[Stated goal] Reproduce exactly the line in which "Output the text content of this document." occurs and all the lines after it, ending with the last line.

[Material]
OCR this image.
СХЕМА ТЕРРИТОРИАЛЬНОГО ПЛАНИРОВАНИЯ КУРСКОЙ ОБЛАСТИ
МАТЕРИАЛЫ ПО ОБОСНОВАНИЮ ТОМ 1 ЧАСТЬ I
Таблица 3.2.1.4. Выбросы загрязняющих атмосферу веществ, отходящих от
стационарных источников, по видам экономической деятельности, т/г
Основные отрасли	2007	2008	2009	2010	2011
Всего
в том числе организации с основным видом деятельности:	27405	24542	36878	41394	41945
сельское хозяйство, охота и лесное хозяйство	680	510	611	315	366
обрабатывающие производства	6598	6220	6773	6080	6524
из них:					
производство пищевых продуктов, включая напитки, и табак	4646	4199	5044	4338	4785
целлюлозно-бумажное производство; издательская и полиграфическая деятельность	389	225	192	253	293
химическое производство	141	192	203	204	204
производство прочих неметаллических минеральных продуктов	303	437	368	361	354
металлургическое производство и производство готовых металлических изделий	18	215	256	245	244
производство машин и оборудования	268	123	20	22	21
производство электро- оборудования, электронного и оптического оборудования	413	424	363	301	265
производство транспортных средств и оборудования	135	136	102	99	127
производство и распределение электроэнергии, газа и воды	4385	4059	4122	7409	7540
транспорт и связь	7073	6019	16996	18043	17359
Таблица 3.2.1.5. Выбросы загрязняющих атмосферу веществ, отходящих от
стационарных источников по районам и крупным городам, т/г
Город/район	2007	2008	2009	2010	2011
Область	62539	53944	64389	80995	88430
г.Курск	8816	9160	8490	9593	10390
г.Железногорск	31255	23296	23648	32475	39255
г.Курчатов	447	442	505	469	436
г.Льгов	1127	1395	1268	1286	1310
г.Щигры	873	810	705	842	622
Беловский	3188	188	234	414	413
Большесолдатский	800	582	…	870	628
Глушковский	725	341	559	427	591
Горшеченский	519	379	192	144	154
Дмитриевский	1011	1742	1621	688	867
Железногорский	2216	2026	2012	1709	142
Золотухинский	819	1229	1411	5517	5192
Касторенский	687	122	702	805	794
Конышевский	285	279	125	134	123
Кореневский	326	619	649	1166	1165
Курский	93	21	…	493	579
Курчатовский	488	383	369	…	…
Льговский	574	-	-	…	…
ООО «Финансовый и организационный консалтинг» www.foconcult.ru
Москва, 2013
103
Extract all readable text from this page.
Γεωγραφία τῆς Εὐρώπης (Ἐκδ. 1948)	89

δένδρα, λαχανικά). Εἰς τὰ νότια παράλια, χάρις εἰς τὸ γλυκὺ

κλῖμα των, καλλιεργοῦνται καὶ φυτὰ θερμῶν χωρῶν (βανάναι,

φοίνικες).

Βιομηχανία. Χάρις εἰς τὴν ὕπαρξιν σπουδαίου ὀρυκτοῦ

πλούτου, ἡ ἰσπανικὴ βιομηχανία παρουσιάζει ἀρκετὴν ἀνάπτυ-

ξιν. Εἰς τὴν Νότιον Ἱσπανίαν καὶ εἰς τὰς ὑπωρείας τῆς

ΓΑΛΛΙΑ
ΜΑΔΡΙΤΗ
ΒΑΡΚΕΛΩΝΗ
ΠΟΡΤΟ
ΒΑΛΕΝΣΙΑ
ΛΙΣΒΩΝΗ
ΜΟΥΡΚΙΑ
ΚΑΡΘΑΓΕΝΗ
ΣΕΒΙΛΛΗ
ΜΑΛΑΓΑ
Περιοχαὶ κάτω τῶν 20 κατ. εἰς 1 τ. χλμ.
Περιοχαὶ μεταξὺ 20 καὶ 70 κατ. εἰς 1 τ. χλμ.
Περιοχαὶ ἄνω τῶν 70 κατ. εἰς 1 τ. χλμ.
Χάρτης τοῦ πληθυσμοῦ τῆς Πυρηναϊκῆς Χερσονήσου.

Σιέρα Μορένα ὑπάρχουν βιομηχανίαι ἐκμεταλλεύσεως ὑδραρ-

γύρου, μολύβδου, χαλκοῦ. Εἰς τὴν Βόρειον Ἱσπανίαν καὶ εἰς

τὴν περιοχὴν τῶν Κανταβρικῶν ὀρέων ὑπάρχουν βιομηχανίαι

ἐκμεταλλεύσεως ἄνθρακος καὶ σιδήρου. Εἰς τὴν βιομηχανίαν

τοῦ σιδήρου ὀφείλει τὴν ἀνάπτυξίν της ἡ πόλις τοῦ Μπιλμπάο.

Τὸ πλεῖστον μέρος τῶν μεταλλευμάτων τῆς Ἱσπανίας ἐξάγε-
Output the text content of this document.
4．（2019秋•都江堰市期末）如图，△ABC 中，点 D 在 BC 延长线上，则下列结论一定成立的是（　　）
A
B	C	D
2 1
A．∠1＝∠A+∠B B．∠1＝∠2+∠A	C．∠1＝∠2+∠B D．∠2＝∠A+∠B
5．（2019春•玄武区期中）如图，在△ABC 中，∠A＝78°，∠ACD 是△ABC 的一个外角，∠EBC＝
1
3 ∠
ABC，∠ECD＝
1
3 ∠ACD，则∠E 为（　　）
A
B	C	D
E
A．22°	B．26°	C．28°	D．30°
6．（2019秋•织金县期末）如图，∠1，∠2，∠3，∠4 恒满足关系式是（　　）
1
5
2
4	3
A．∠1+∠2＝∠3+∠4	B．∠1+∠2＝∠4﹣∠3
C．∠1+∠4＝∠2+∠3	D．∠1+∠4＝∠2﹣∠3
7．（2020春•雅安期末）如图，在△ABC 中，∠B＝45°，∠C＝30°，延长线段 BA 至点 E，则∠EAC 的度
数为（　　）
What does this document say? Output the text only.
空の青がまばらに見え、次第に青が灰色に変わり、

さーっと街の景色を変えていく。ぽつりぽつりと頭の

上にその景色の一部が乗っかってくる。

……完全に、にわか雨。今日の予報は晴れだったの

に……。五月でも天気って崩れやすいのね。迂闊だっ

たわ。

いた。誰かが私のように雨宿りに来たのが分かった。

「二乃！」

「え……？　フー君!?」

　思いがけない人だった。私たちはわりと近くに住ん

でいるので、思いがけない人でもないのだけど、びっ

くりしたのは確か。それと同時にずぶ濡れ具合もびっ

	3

[Written solution]
Output the text content of this document.
4．（2019秋•都江堰市期末）如图，△ABC 中，点 D 在 BC 延长线上，则下列结论一定成立的是（　　）
A
B	C	D
2 1
A．∠1＝∠A+∠B B．∠1＝∠2+∠A	C．∠1＝∠2+∠B D．∠2＝∠A+∠B
5．（2019春•玄武区期中）如图，在△ABC 中，∠A＝78°，∠ACD 是△ABC 的一个外角，∠EBC＝
1
3 ∠
ABC，∠ECD＝
1
3 ∠ACD，则∠E 为（　　）
A
B	C	D
E
A．22°	B．26°	C．28°	D．30°
6．（2019秋•织金县期末）如图，∠1，∠2，∠3，∠4 恒满足关系式是（　　）
1
5
2
4	3
A．∠1+∠2＝∠3+∠4	B．∠1+∠2＝∠4﹣∠3
C．∠1+∠4＝∠2+∠3	D．∠1+∠4＝∠2﹣∠3
7．（2020春•雅安期末）如图，在△ABC 中，∠B＝45°，∠C＝30°，延长线段 BA 至点 E，则∠EAC 的度
数为（　　）
What does this document say? Output the text only.
空の青がまばらに見え、次第に青が灰色に変わり、

さーっと街の景色を変えていく。ぽつりぽつりと頭の

上にその景色の一部が乗っかってくる。

……完全に、にわか雨。今日の予報は晴れだったの

に……。五月でも天気って崩れやすいのね。迂闊だっ

たわ。

いた。誰かが私のように雨宿りに来たのが分かった。

「二乃！」

「え……？　フー君!?」

　思いがけない人だった。私たちはわりと近くに住ん

でいるので、思いがけない人でもないのだけど、びっ

くりしたのは確か。それと同時にずぶ濡れ具合もびっ

	3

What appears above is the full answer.